:: Data provided ::

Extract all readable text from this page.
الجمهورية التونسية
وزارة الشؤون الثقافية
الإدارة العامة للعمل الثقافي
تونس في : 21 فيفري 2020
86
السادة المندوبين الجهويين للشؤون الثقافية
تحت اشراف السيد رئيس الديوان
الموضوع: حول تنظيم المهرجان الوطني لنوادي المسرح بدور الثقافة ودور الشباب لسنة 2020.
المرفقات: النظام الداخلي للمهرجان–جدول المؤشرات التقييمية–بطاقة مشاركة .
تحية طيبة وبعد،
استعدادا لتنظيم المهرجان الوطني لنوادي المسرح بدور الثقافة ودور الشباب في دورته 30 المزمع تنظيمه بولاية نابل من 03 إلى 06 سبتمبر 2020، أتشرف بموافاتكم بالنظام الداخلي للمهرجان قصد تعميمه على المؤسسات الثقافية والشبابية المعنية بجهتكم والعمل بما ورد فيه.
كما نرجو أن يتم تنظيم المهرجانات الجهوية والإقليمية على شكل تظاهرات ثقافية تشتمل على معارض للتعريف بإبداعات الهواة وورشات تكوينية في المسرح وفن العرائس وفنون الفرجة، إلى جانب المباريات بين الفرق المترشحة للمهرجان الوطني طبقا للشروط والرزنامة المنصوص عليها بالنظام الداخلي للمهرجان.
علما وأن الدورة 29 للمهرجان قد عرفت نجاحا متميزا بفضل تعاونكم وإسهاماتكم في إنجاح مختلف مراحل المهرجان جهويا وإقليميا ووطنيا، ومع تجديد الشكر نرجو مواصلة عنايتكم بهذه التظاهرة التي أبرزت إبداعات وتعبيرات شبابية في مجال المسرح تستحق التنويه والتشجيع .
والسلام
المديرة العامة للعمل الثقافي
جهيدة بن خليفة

:::

◆ Stated task
Reproduce each entry from the records above, character for character.

◆ Reply
Extract all readable text from this page.
الجمهورية التونسية
وزارة الشؤون الثقافية
الإدارة العامة للعمل الثقافي
تونس في : 21 فيفري 2020
86
السادة المندوبين الجهويين للشؤون الثقافية
تحت اشراف السيد رئيس الديوان
الموضوع: حول تنظيم المهرجان الوطني لنوادي المسرح بدور الثقافة ودور الشباب لسنة 2020.
المرفقات: النظام الداخلي للمهرجان–جدول المؤشرات التقييمية–بطاقة مشاركة .
تحية طيبة وبعد،
استعدادا لتنظيم المهرجان الوطني لنوادي المسرح بدور الثقافة ودور الشباب في دورته 30 المزمع تنظيمه بولاية نابل من 03 إلى 06 سبتمبر 2020، أتشرف بموافاتكم بالنظام الداخلي للمهرجان قصد تعميمه على المؤسسات الثقافية والشبابية المعنية بجهتكم والعمل بما ورد فيه.
كما نرجو أن يتم تنظيم المهرجانات الجهوية والإقليمية على شكل تظاهرات ثقافية تشتمل على معارض للتعريف بإبداعات الهواة وورشات تكوينية في المسرح وفن العرائس وفنون الفرجة، إلى جانب المباريات بين الفرق المترشحة للمهرجان الوطني طبقا للشروط والرزنامة المنصوص عليها بالنظام الداخلي للمهرجان.
علما وأن الدورة 29 للمهرجان قد عرفت نجاحا متميزا بفضل تعاونكم وإسهاماتكم في إنجاح مختلف مراحل المهرجان جهويا وإقليميا ووطنيا، ومع تجديد الشكر نرجو مواصلة عنايتكم بهذه التظاهرة التي أبرزت إبداعات وتعبيرات شبابية في مجال المسرح تستحق التنويه والتشجيع .
والسلام
المديرة العامة للعمل الثقافي
جهيدة بن خليفة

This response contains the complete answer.